## READING TEXT:
Now what do we do??? Make a common index for grouped elements and add them to a new MongoDB collection?

Taking the wrong approach - if a row updates, it does so in column order? - so we can use this as a crib...?

It doesn't... eg col 13 may update before col 2 within a given row...

How about we start thing about:

  • useful dynamic, live state tracker objects
  • history objects?

Starting Over...

In [1]:
from numpy import nan as NA

race='data/F1 Race.txt'

from lxml import etree
In [ ]:
#not used
class Driver:
    
    sectors=[NA,NA,NA]
    prev_sectors=[NA,NA,NA]
    history_sectors=[[],[],[]]
    
    def __init__(self, name,driverNum):
        self.name = name
        self.driverNum = driverNum
    
    def update_sector(self,sectorNum,sectorTime):
        self.prev_sectors[sectorNum-1]=self.sectors[sectorNum-1]
        self.sectors[sectorNum-1]=sectorTime
        self.history_sectors[sectorNum-1].append(sectorTime)
        
        
ham=Driver("hamilton","44")
ham.name
In [ ]:
ham.update_sector(1,33.12)
print(ham.sectors,ham.prev_sectors,ham.history_sectors)
In [ ]:
#not used
class Classification:
    def __init__(self):
        self.rank={}

ranks=Classification()
ranks
In [2]:
class Pits:
    
    def __init__(self):
        self._items={}
        self.history=[]
        self._logger=[]
        #self._driverNum=NA
        #self._lap=NA
        #self._strtime=None
        #self._count=NA
        
    def updateRacePits(self,raceObj,data):
        #Need 2, 6 and 13 then commit
        #This doesn't work if there is a position change while someone is IN PIT?
        #SO: car has to go OUT before it can come back in?
        #Also need to catch if car IN PIT then goes to RETIRED
        driverNum=raceObj.getDriverNumFromPos(data)
        if data['column'] in ['2','6','13']:
            if driverNum not in self._items:
                self._items[driverNum]={'out':True}
        if data['column']=='2' and data['colour']=='RED':
            self._logger.append(data)
            self._items[driverNum]['driverNum']=str(driverNum)+'_'+data['value']
            self._items[driverNum]['strtime']=data['strtime']
            #Note: driverNum should == int(data['value'])

## TASK A:
Copy out the records from their first line through the line containing "panel-fast-entry — [435, 22, 608, 200]", keeping both of those lines.

## MATERIALS PROVIDED:
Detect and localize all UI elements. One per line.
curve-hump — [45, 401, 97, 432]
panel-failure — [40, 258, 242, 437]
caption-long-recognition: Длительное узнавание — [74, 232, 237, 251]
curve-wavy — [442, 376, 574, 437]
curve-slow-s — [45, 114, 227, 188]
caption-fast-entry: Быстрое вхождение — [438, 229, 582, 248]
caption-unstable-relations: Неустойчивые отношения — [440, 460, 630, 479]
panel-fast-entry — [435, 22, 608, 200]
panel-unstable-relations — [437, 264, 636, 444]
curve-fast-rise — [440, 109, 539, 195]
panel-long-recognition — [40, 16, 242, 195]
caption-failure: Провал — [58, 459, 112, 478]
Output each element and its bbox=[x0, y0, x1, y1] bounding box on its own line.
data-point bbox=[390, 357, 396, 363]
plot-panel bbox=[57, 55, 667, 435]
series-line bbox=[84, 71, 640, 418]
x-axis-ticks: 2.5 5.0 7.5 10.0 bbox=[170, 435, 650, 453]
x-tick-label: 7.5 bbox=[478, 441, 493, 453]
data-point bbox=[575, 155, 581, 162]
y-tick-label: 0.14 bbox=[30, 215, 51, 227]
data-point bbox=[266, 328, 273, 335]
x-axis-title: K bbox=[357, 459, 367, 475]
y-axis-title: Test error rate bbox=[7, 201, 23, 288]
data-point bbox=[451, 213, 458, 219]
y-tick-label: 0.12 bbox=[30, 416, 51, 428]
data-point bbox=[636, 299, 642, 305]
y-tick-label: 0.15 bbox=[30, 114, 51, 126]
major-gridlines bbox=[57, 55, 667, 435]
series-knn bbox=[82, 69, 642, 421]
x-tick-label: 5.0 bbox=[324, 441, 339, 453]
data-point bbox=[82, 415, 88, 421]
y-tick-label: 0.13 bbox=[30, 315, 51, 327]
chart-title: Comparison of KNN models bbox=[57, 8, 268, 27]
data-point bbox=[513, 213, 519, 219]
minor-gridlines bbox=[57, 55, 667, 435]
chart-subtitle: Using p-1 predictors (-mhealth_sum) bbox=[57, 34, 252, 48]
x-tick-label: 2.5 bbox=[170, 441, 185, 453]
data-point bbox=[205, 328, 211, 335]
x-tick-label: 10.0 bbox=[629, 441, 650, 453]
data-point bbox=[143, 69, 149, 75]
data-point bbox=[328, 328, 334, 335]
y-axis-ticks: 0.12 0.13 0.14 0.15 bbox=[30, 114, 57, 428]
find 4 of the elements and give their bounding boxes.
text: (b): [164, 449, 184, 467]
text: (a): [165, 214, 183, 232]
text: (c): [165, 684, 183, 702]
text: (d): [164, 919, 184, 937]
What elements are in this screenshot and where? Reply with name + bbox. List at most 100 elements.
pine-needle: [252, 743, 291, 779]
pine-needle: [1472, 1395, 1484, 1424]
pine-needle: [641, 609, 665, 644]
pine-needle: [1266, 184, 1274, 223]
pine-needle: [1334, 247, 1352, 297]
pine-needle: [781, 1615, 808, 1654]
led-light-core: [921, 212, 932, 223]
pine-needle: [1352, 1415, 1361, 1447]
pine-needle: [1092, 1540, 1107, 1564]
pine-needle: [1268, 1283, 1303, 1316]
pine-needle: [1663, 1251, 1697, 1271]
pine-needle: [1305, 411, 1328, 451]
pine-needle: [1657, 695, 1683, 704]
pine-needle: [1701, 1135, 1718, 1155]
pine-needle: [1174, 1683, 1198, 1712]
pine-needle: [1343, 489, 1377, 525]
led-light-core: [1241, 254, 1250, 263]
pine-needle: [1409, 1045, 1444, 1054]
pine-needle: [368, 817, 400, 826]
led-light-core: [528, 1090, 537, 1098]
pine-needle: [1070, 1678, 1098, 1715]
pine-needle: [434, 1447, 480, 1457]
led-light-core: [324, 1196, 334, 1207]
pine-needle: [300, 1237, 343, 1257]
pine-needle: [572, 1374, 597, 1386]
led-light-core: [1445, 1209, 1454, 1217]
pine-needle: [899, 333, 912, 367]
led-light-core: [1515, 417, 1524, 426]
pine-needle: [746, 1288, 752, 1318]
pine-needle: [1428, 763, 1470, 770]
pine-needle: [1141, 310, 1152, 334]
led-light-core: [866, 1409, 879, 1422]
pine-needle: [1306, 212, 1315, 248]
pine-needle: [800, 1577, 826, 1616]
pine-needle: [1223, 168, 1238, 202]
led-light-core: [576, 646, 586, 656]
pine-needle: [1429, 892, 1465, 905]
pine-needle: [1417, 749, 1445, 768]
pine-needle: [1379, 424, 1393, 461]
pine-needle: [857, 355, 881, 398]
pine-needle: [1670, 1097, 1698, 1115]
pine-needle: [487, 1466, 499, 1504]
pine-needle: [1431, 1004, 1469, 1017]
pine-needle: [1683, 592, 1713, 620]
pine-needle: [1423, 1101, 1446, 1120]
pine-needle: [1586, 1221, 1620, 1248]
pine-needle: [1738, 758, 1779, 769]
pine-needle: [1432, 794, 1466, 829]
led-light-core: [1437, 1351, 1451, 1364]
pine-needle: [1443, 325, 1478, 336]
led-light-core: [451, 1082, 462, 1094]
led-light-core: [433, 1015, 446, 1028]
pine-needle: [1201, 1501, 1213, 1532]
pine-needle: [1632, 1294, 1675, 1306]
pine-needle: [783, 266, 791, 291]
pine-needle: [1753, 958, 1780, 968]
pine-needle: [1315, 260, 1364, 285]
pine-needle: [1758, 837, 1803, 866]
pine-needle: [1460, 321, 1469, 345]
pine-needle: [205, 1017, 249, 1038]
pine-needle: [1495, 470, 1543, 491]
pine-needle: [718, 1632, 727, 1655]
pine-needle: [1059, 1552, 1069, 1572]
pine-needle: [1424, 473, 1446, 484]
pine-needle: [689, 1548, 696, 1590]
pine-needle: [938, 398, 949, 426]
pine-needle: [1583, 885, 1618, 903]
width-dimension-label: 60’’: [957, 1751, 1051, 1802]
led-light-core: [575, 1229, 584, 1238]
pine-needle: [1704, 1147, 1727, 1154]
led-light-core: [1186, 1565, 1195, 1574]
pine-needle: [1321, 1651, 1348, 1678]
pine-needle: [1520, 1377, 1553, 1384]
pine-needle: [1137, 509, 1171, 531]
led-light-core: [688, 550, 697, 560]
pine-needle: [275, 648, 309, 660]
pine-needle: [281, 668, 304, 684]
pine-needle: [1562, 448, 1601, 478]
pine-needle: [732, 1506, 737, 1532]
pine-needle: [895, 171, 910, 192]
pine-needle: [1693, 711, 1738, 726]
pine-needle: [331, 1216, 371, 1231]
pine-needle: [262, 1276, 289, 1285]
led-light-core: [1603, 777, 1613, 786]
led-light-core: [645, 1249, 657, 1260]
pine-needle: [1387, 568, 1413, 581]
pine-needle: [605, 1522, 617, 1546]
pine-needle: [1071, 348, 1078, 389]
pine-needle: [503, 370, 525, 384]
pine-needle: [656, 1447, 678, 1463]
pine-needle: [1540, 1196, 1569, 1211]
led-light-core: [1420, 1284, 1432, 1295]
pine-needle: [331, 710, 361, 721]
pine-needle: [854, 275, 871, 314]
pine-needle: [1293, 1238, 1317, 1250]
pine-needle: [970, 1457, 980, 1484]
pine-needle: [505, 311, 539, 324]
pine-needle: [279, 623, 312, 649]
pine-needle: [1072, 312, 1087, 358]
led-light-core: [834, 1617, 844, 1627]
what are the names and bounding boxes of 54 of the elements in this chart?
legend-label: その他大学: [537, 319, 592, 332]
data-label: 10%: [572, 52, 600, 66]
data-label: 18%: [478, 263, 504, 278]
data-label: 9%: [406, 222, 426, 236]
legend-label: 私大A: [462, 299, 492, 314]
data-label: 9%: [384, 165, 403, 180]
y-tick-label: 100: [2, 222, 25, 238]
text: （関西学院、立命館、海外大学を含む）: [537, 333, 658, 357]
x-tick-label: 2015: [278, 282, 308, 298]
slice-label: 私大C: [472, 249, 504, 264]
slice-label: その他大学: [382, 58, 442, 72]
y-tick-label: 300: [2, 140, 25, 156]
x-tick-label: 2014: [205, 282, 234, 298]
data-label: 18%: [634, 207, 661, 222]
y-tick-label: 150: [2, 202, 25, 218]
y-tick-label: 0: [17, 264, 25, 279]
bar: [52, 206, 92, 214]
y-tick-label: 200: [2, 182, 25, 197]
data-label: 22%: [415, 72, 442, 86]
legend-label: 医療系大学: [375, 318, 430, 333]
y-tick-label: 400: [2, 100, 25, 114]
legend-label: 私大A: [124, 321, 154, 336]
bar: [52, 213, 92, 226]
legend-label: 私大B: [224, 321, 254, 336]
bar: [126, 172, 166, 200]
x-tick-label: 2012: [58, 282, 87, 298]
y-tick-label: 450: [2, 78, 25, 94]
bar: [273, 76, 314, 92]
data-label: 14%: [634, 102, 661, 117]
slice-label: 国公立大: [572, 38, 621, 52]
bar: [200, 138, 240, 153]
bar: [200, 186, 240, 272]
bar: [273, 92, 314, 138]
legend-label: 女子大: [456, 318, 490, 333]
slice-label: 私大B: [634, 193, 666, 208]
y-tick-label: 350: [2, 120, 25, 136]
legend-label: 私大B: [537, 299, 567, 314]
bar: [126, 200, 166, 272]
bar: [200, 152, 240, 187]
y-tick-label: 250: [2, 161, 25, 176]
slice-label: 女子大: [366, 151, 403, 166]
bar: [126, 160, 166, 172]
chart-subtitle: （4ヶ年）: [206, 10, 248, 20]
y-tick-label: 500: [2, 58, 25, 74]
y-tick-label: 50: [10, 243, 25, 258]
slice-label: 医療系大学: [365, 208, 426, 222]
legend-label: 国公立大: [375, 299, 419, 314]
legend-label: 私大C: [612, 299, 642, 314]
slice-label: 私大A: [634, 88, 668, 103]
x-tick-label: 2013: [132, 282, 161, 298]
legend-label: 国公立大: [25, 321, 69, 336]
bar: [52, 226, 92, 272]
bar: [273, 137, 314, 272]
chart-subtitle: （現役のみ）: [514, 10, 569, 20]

## TASK B:
In the F1 timing text, which columns does the Pits update need before it commits?

## WRITTEN RESPONSE A:
Detect and localize all UI elements. One per line.
curve-hump — [45, 401, 97, 432]
panel-failure — [40, 258, 242, 437]
caption-long-recognition: Длительное узнавание — [74, 232, 237, 251]
curve-wavy — [442, 376, 574, 437]
curve-slow-s — [45, 114, 227, 188]
caption-fast-entry: Быстрое вхождение — [438, 229, 582, 248]
caption-unstable-relations: Неустойчивые отношения — [440, 460, 630, 479]
panel-fast-entry — [435, 22, 608, 200]

## WRITTEN RESPONSE B:
Columns 2, 6 and 13.